» **What this task involves**:
Using the entries that follow, state how many lines contain the word "tiên". The response is that number and nothing more.

» **Material for the task**:

::::

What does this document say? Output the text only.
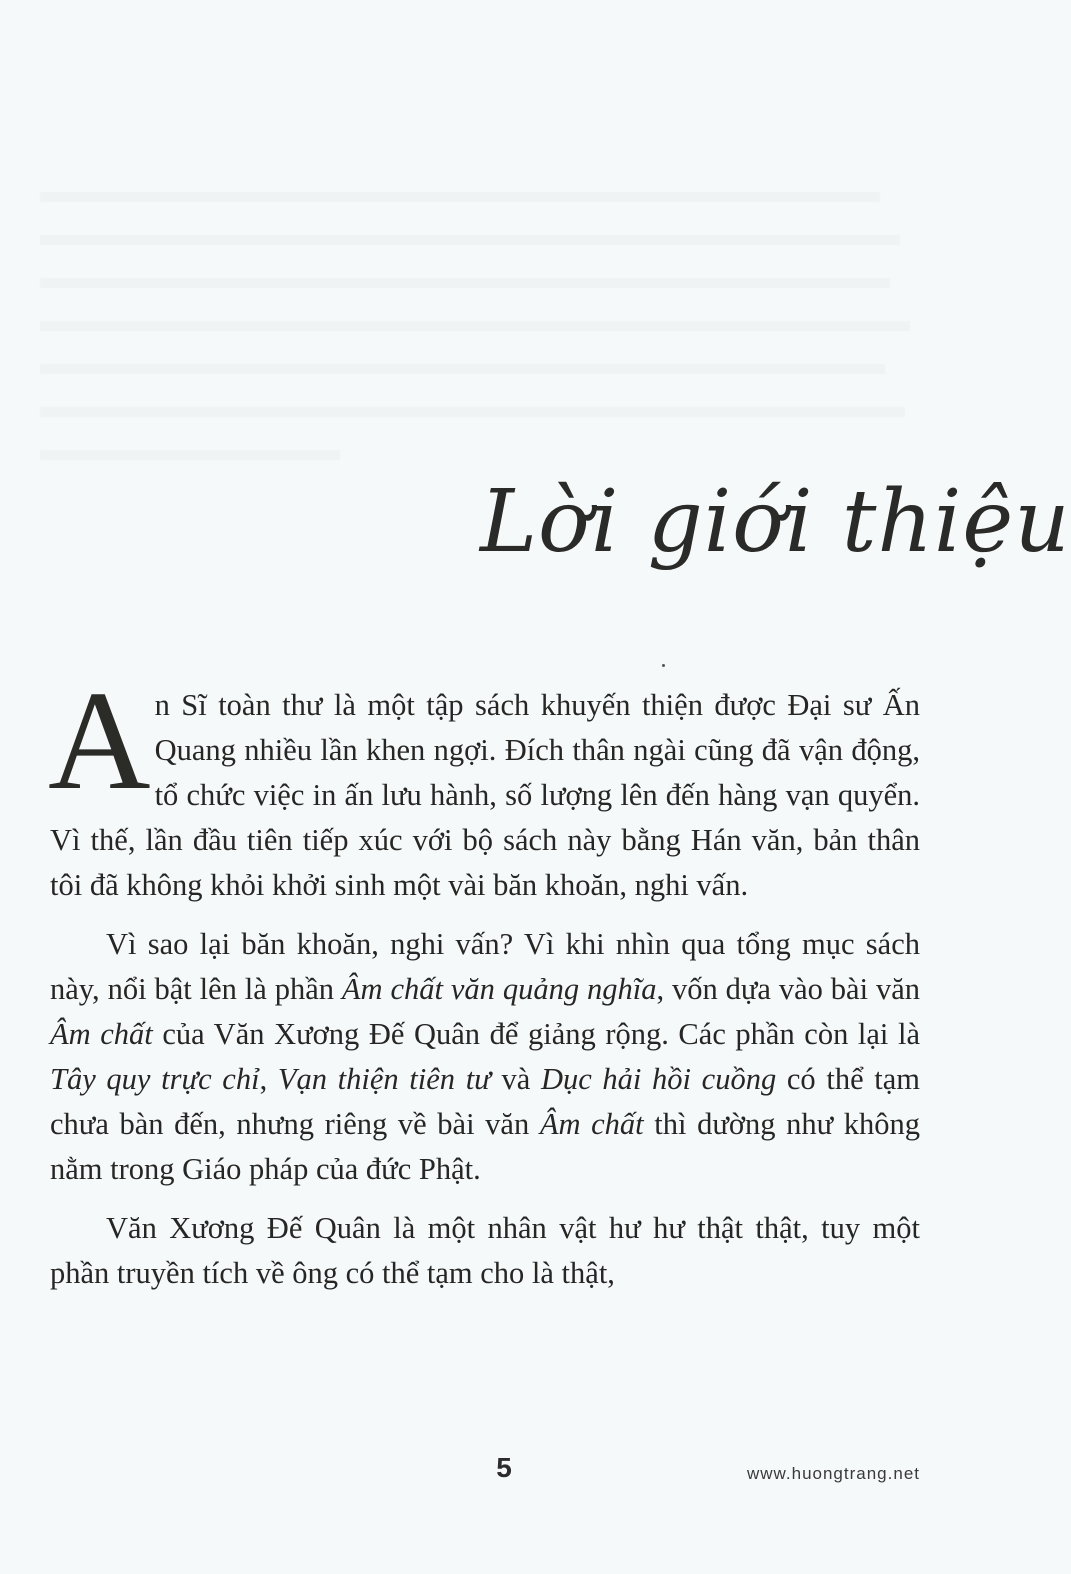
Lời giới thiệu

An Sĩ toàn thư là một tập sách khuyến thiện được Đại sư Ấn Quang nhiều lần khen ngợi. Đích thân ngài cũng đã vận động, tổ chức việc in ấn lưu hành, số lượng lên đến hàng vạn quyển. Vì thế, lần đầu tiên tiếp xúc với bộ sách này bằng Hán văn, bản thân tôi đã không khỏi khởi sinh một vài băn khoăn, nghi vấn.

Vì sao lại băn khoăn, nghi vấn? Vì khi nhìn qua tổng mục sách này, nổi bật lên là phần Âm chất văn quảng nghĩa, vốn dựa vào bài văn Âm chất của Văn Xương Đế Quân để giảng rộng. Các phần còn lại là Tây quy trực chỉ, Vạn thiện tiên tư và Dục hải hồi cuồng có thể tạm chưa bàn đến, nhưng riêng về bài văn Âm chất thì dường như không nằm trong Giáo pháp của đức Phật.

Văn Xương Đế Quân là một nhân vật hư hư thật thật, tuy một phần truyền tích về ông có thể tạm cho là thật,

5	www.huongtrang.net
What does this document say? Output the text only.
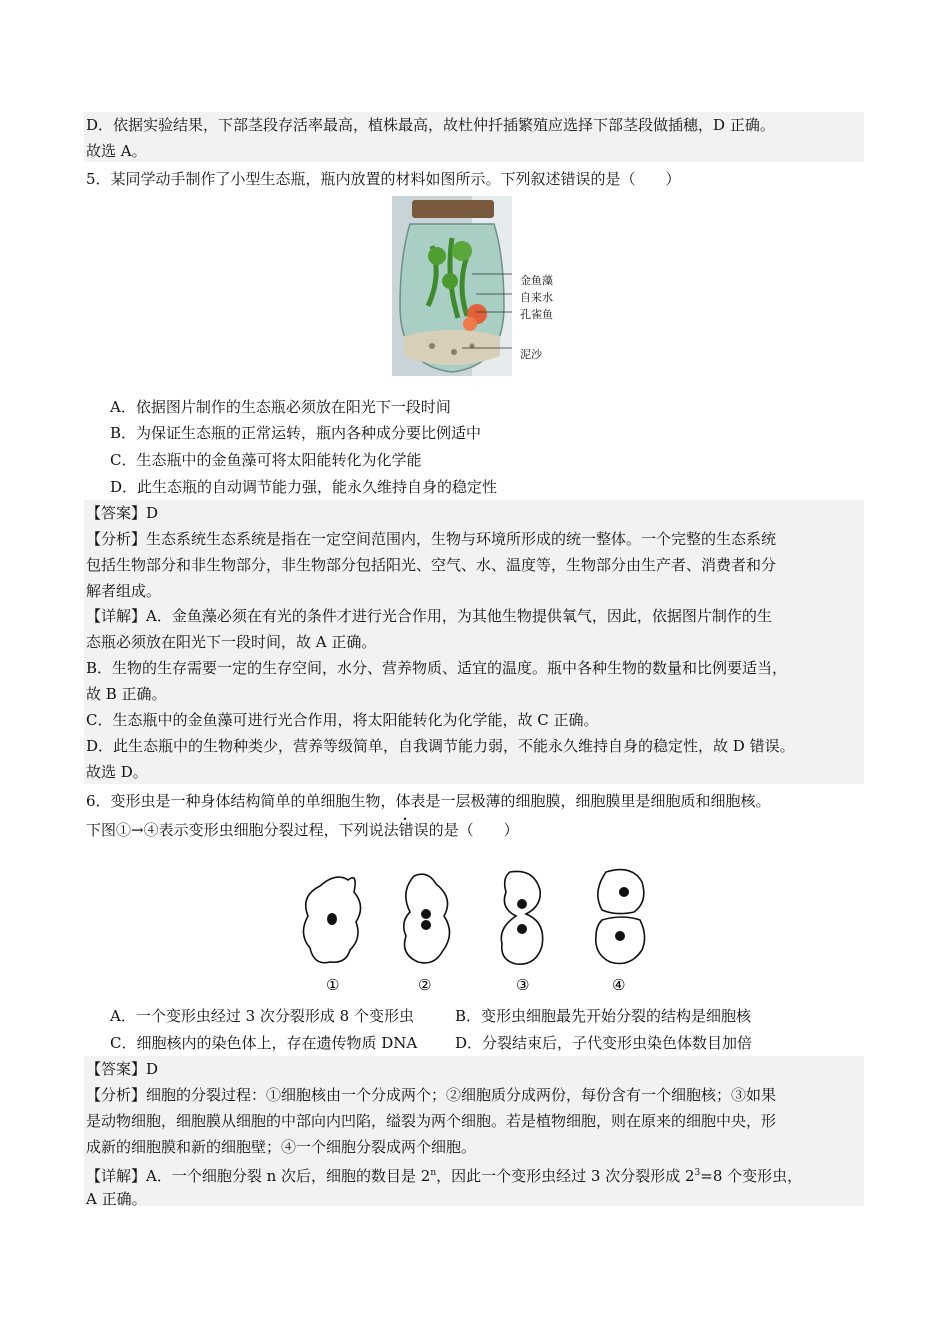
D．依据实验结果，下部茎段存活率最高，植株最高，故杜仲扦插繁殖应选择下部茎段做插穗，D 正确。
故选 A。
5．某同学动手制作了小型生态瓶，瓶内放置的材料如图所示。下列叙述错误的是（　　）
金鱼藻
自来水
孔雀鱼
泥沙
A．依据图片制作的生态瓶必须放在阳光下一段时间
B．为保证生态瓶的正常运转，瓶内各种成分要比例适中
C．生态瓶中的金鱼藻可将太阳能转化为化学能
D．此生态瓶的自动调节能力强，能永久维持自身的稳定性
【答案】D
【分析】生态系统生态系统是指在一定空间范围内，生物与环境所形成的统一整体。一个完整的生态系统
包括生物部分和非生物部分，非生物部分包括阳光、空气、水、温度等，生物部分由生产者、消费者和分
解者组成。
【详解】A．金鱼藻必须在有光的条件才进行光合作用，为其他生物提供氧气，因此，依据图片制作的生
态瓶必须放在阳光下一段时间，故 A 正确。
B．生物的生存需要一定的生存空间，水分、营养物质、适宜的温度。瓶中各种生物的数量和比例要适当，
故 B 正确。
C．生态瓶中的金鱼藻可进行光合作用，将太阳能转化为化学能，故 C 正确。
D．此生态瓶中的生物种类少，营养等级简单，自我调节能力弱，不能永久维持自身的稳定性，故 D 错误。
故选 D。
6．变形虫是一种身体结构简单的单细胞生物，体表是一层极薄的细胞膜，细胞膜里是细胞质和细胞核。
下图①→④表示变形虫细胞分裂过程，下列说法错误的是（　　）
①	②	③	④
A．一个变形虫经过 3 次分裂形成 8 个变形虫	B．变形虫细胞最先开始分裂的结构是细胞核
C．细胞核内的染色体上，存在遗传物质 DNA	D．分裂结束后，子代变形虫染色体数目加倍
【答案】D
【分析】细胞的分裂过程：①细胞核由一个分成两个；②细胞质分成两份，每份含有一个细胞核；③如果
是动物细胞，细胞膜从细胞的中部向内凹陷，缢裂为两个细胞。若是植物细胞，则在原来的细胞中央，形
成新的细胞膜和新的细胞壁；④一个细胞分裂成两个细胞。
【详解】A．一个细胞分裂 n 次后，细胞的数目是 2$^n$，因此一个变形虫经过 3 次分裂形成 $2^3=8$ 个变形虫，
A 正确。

::::

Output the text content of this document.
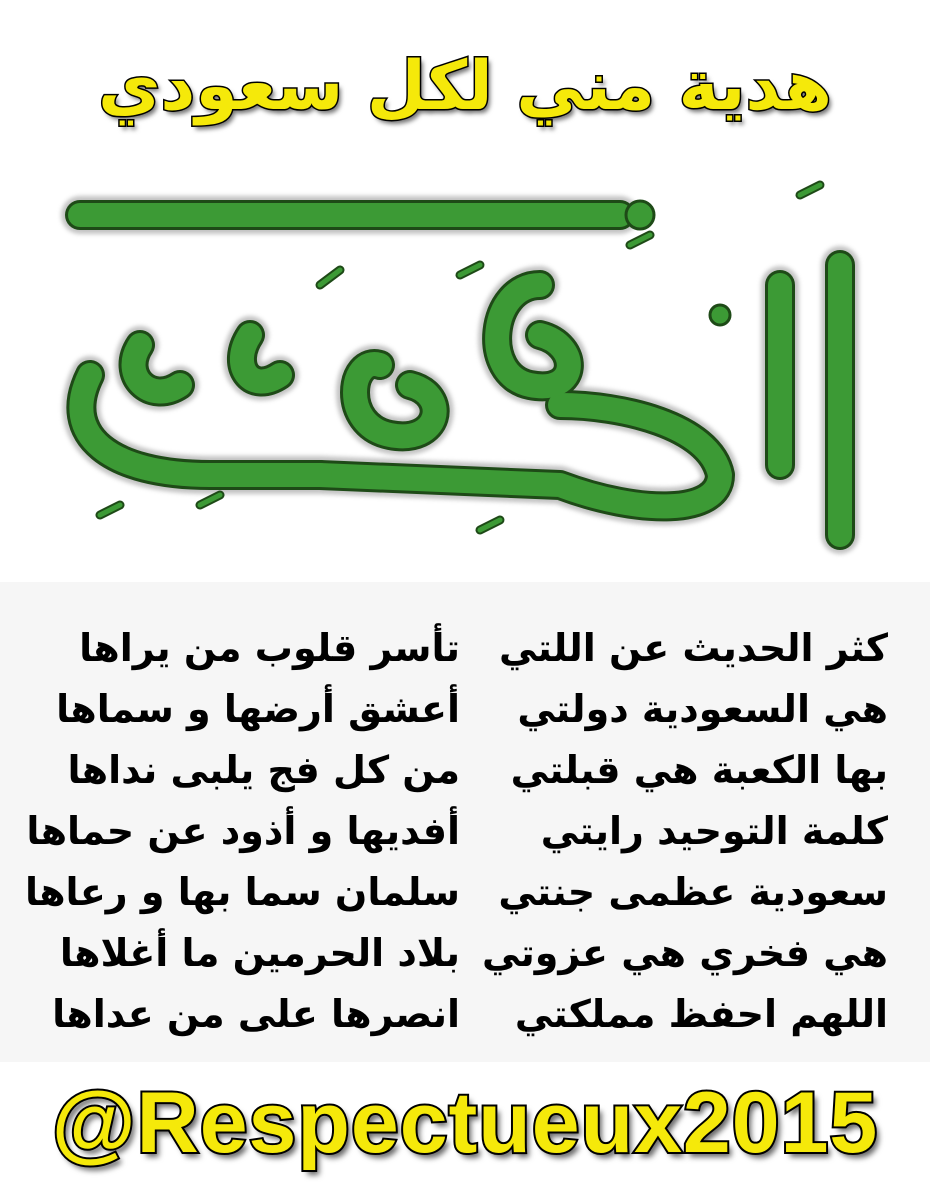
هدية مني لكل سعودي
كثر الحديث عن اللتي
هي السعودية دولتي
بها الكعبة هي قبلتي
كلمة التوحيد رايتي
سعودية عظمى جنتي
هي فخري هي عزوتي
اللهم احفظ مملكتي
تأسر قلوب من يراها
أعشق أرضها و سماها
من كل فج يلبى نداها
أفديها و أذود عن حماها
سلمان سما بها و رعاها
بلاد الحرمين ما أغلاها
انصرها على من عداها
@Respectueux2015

::::

» **Solution for this problem**:
2